GIVEN INFORMATION:
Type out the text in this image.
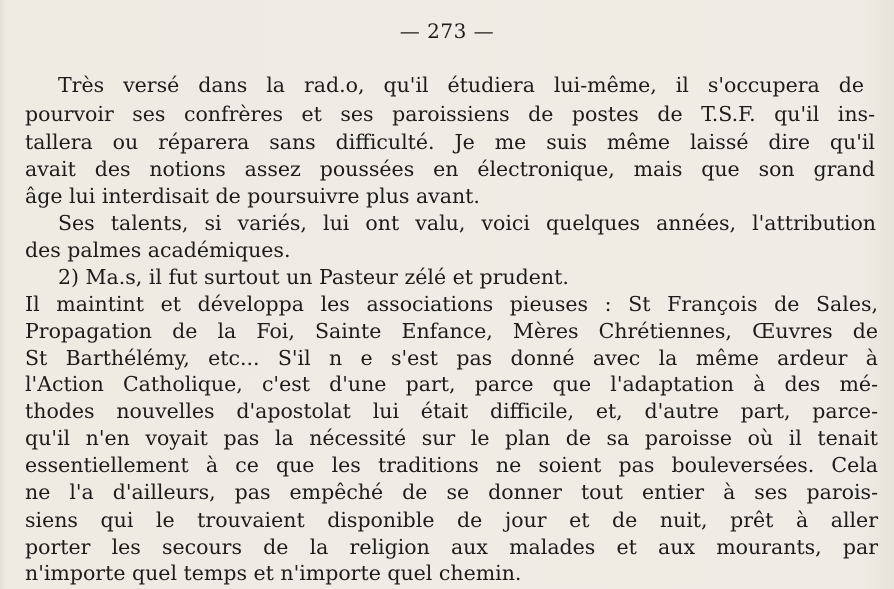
— 273 —
Très versé dans la rad.o, qu'il étudiera lui-même, il s'occupera de
pourvoir ses confrères et ses paroissiens de postes de T.S.F. qu'il ins-
tallera ou réparera sans difficulté. Je me suis même laissé dire qu'il
avait des notions assez poussées en électronique, mais que son grand
âge lui interdisait de poursuivre plus avant.
Ses talents, si variés, lui ont valu, voici quelques années, l'attribution
des palmes académiques.
2) Ma.s, il fut surtout un Pasteur zélé et prudent.
Il maintint et développa les associations pieuses : St François de Sales,
Propagation de la Foi, Sainte Enfance, Mères Chrétiennes, Œuvres de
St Barthélémy, etc... S'il n e s'est pas donné avec la même ardeur à
l'Action Catholique, c'est d'une part, parce que l'adaptation à des mé-
thodes nouvelles d'apostolat lui était difficile, et, d'autre part, parce-
qu'il n'en voyait pas la nécessité sur le plan de sa paroisse où il tenait
essentiellement à ce que les traditions ne soient pas bouleversées. Cela
ne l'a d'ailleurs, pas empêché de se donner tout entier à ses parois-
siens qui le trouvaient disponible de jour et de nuit, prêt à aller
porter les secours de la religion aux malades et aux mourants, par
n'importe quel temps et n'importe quel chemin.
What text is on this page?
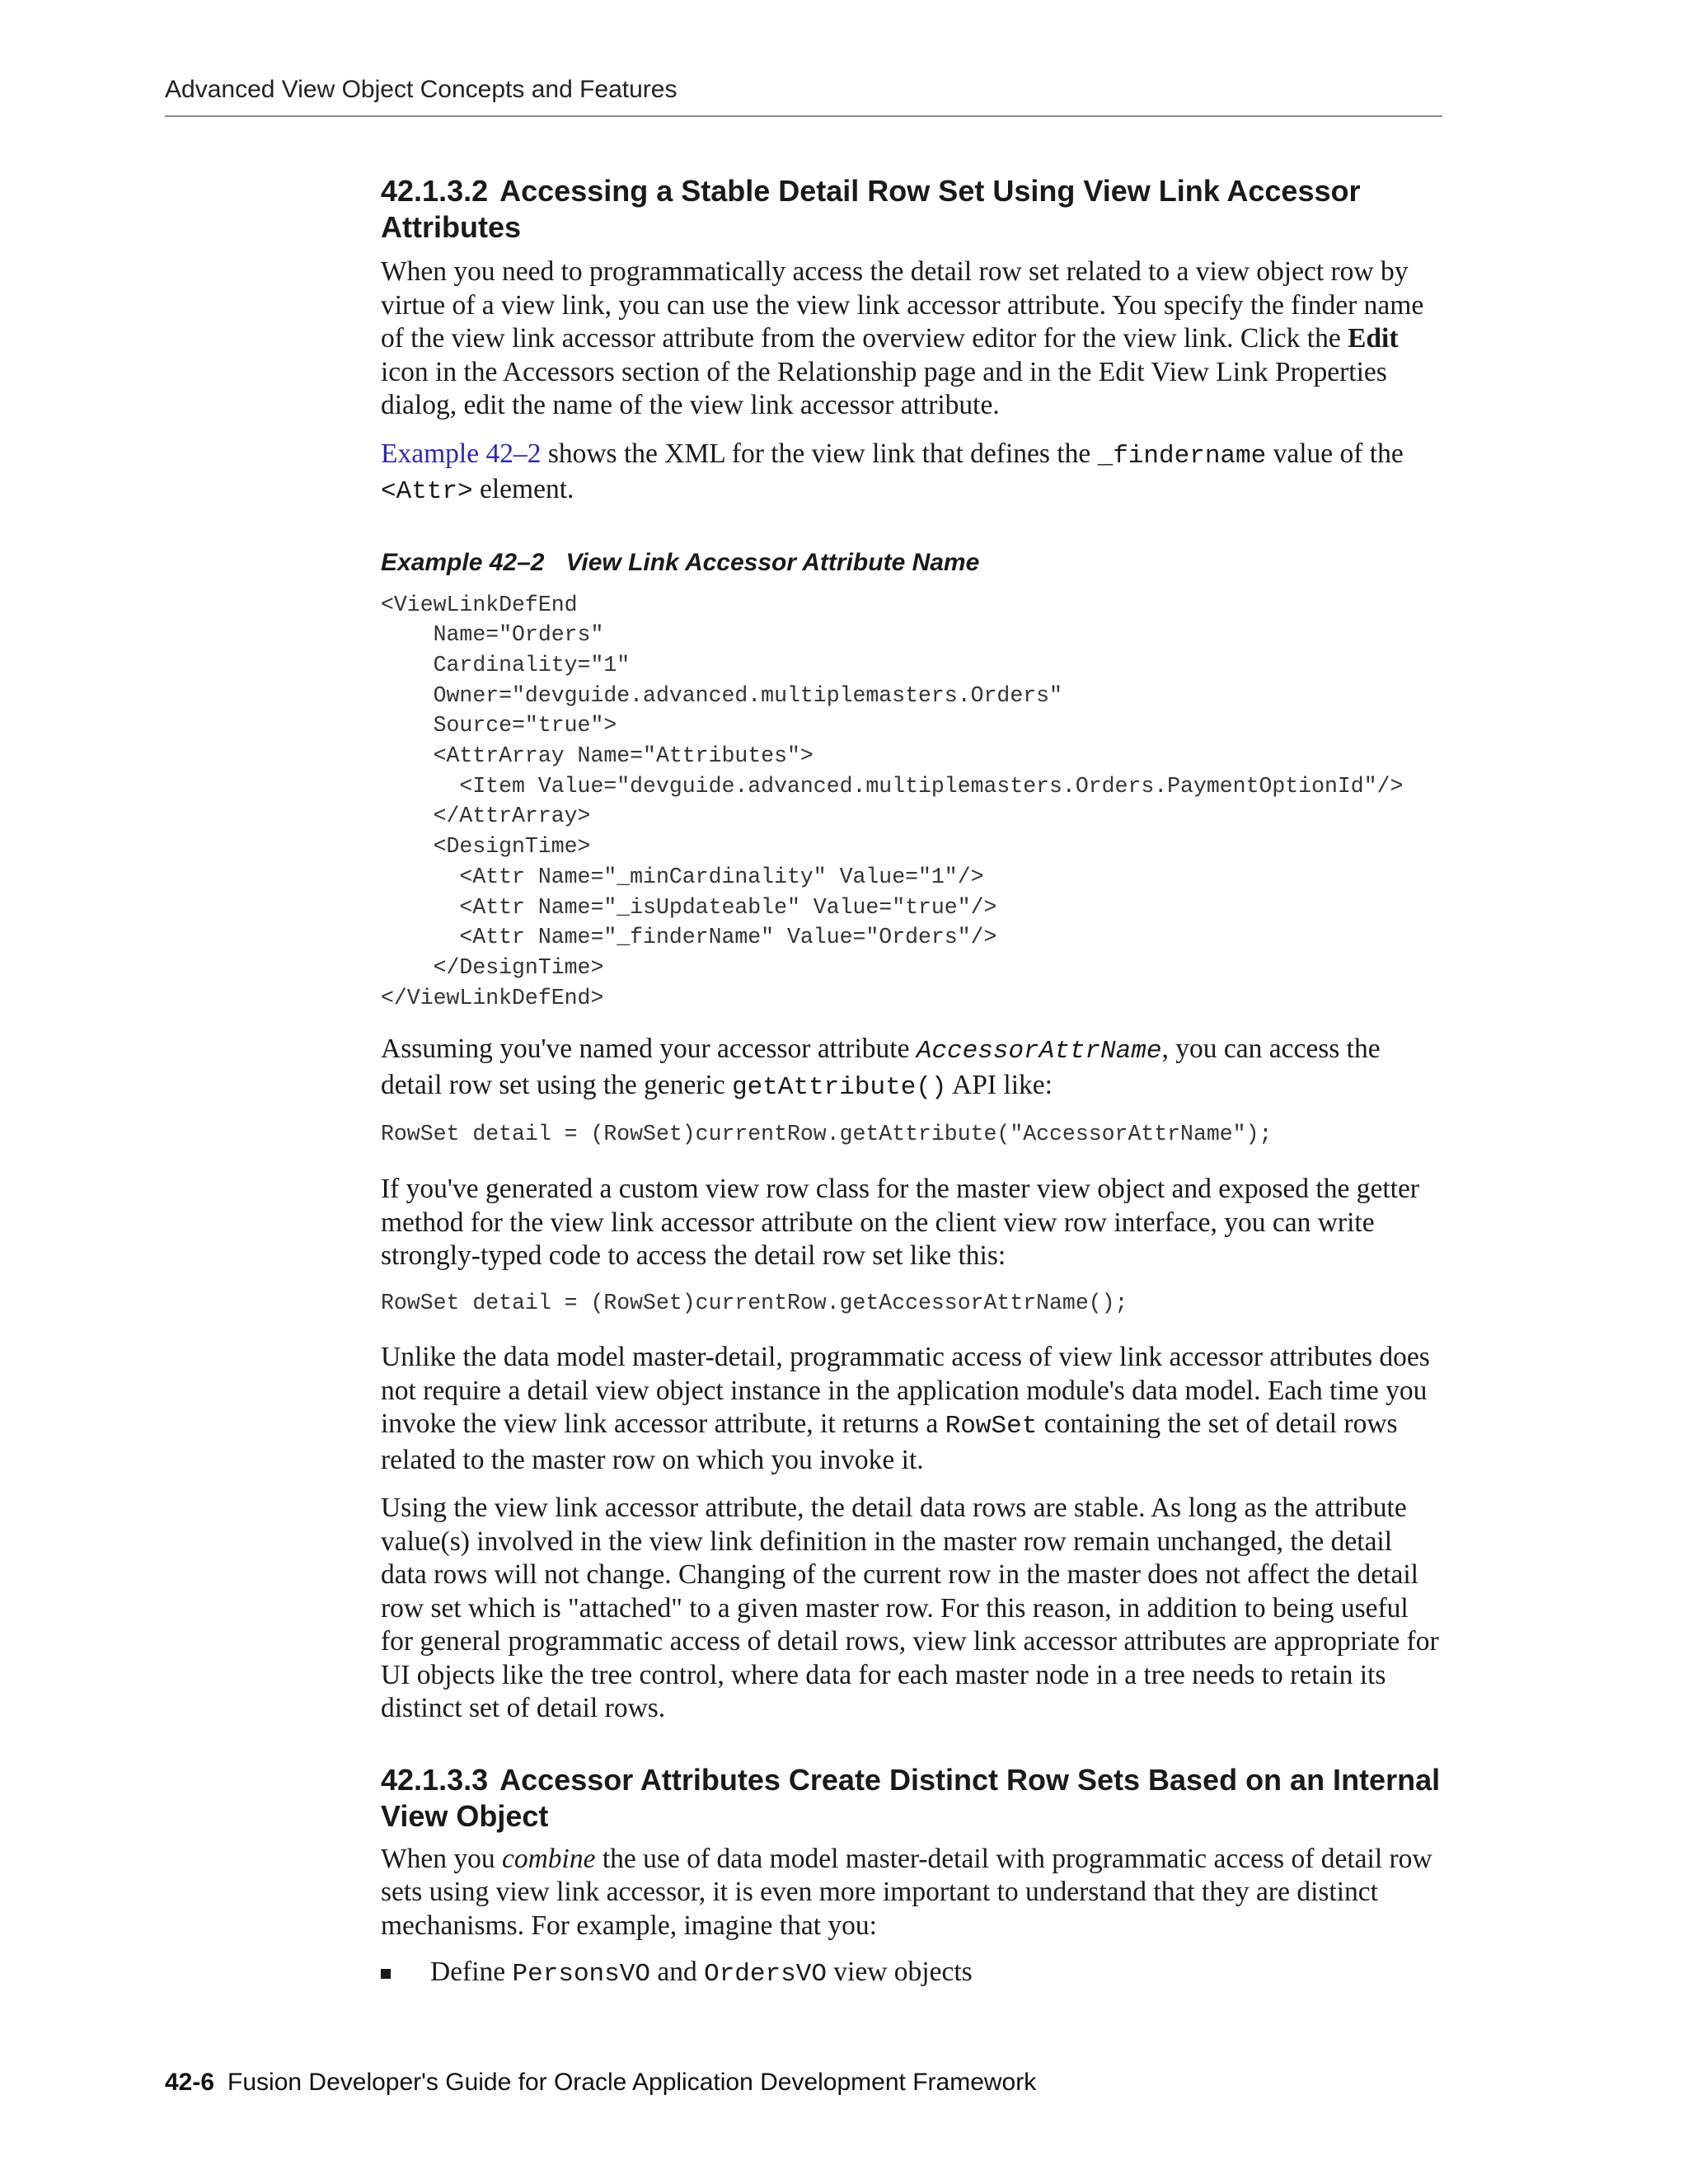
Advanced View Object Concepts and Features
42.1.3.2 Accessing a Stable Detail Row Set Using View Link Accessor Attributes

When you need to programmatically access the detail row set related to a view object row by virtue of a view link, you can use the view link accessor attribute. You specify the finder name of the view link accessor attribute from the overview editor for the view link. Click the Edit icon in the Accessors section of the Relationship page and in the Edit View Link Properties dialog, edit the name of the view link accessor attribute.

Example 42–2 shows the XML for the view link that defines the _findername value of the <Attr> element.

Example 42–2 View Link Accessor Attribute Name

<ViewLinkDefEnd
Name="Orders"
Cardinality="1"
Owner="devguide.advanced.multiplemasters.Orders"
Source="true">
<AttrArray Name="Attributes">
<Item Value="devguide.advanced.multiplemasters.Orders.PaymentOptionId"/>
</AttrArray>
<DesignTime>
<Attr Name="_minCardinality" Value="1"/>
<Attr Name="_isUpdateable" Value="true"/>
<Attr Name="_finderName" Value="Orders"/>
</DesignTime>
</ViewLinkDefEnd>

Assuming you've named your accessor attribute AccessorAttrName, you can access the detail row set using the generic getAttribute() API like:

RowSet detail = (RowSet)currentRow.getAttribute("AccessorAttrName");

If you've generated a custom view row class for the master view object and exposed the getter method for the view link accessor attribute on the client view row interface, you can write strongly-typed code to access the detail row set like this:

RowSet detail = (RowSet)currentRow.getAccessorAttrName();

Unlike the data model master-detail, programmatic access of view link accessor attributes does not require a detail view object instance in the application module's data model. Each time you invoke the view link accessor attribute, it returns a RowSet containing the set of detail rows related to the master row on which you invoke it.

Using the view link accessor attribute, the detail data rows are stable. As long as the attribute value(s) involved in the view link definition in the master row remain unchanged, the detail data rows will not change. Changing of the current row in the master does not affect the detail row set which is "attached" to a given master row. For this reason, in addition to being useful for general programmatic access of detail rows, view link accessor attributes are appropriate for UI objects like the tree control, where data for each master node in a tree needs to retain its distinct set of detail rows.

42.1.3.3 Accessor Attributes Create Distinct Row Sets Based on an Internal View Object

When you combine the use of data model master-detail with programmatic access of detail row sets using view link accessor, it is even more important to understand that they are distinct mechanisms. For example, imagine that you:

Define PersonsVO and OrdersVO view objects
42-6 Fusion Developer's Guide for Oracle Application Development Framework
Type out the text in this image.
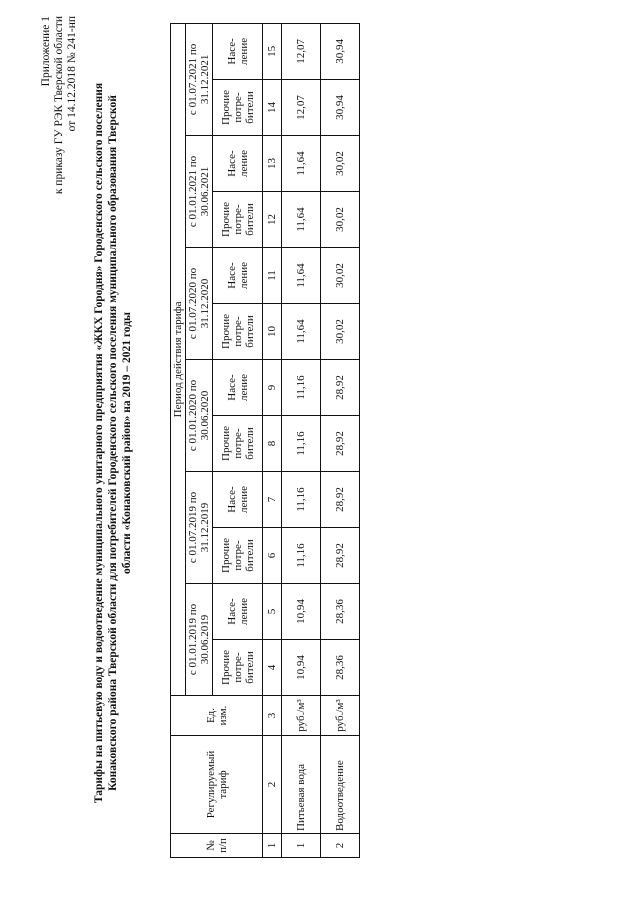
Приложение 1 к приказу ГУ РЭК Тверской области от 14.12.2018 № 241-нп
Тарифы на питьевую воду и водоотведение муниципального унитарного предприятия «ЖКХ Городня» Городенского сельского поселения Конаковского района Тверской области для потребителей Городенского сельского поселения муниципального образования Тверской области «Конаковский район» на 2019 – 2021 годы
№ п/п	Регулируемый тариф	Ед. изм.	Период действия тарифа											
			с 01.01.2019 по 30.06.2019		с 01.07.2019 по 31.12.2019		с 01.01.2020 по 30.06.2020		с 01.07.2020 по 31.12.2020		с 01.01.2021 по 30.06.2021		с 01.07.2021 по 31.12.2021	
			Прочие потре-бители	Насе-ление	Прочие потре-бители	Насе-ление	Прочие потре-бители	Насе-ление	Прочие потре-бители	Насе-ление	Прочие потре-бители	Насе-ление	Прочие потре-бители	Насе-ление
1	2	3	4	5	6	7	8	9	10	11	12	13	14	15
1	Питьевая вода	руб./м³	10,94	10,94	11,16	11,16	11,16	11,16	11,64	11,64	11,64	11,64	12,07	12,07
2	Водоотведение	руб./м³	28,36	28,36	28,92	28,92	28,92	28,92	30,02	30,02	30,02	30,02	30,94	30,94
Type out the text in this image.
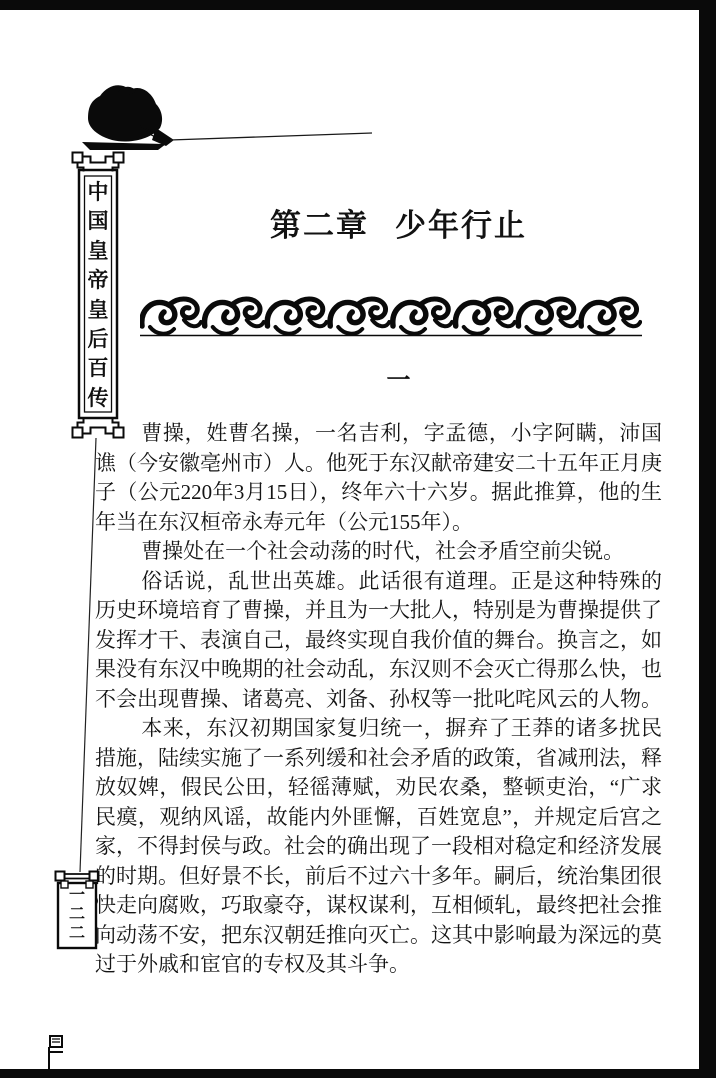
中
国
皇
帝
皇
后
百
传
第二章 少年行止
一

曹操，姓曹名操，一名吉利，字孟德，小字阿瞒，沛国谯（今安徽亳州市）人。他死于东汉献帝建安二十五年正月庚子（公元220年3月15日），终年六十六岁。据此推算，他的生年当在东汉桓帝永寿元年（公元155年）。

曹操处在一个社会动荡的时代，社会矛盾空前尖锐。

俗话说，乱世出英雄。此话很有道理。正是这种特殊的历史环境培育了曹操，并且为一大批人，特别是为曹操提供了发挥才干、表演自己，最终实现自我价值的舞台。换言之，如果没有东汉中晚期的社会动乱，东汉则不会灭亡得那么快，也不会出现曹操、诸葛亮、刘备、孙权等一批叱咤风云的人物。

本来，东汉初期国家复归统一，摒弃了王莽的诸多扰民措施，陆续实施了一系列缓和社会矛盾的政策，省减刑法，释放奴婢，假民公田，轻徭薄赋，劝民农桑，整顿吏治，“广求民瘼，观纳风谣，故能内外匪懈，百姓宽息”，并规定后宫之家，不得封侯与政。社会的确出现了一段相对稳定和经济发展的时期。但好景不长，前后不过六十多年。嗣后，统治集团很快走向腐败，巧取豪夺，谋权谋利，互相倾轧，最终把社会推向动荡不安，把东汉朝廷推向灭亡。这其中影响最为深远的莫过于外戚和宦官的专权及其斗争。

一
二
二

PROBLEM REQUIREMENTS: Scan the material above for the string "which" and return the lines that hold it.

REPLY:
Unlike the data model master-detail, programmatic access of view link accessor attributes does not require a detail view object instance in the application module's data model. Each time you invoke the view link accessor attribute, it returns a RowSet containing the set of detail rows related to the master row on which you invoke it.
Using the view link accessor attribute, the detail data rows are stable. As long as the attribute value(s) involved in the view link definition in the master row remain unchanged, the detail data rows will not change. Changing of the current row in the master does not affect the detail row set which is "attached" to a given master row. For this reason, in addition to being useful for general programmatic access of detail rows, view link accessor attributes are appropriate for UI objects like the tree control, where data for each master node in a tree needs to retain its distinct set of detail rows.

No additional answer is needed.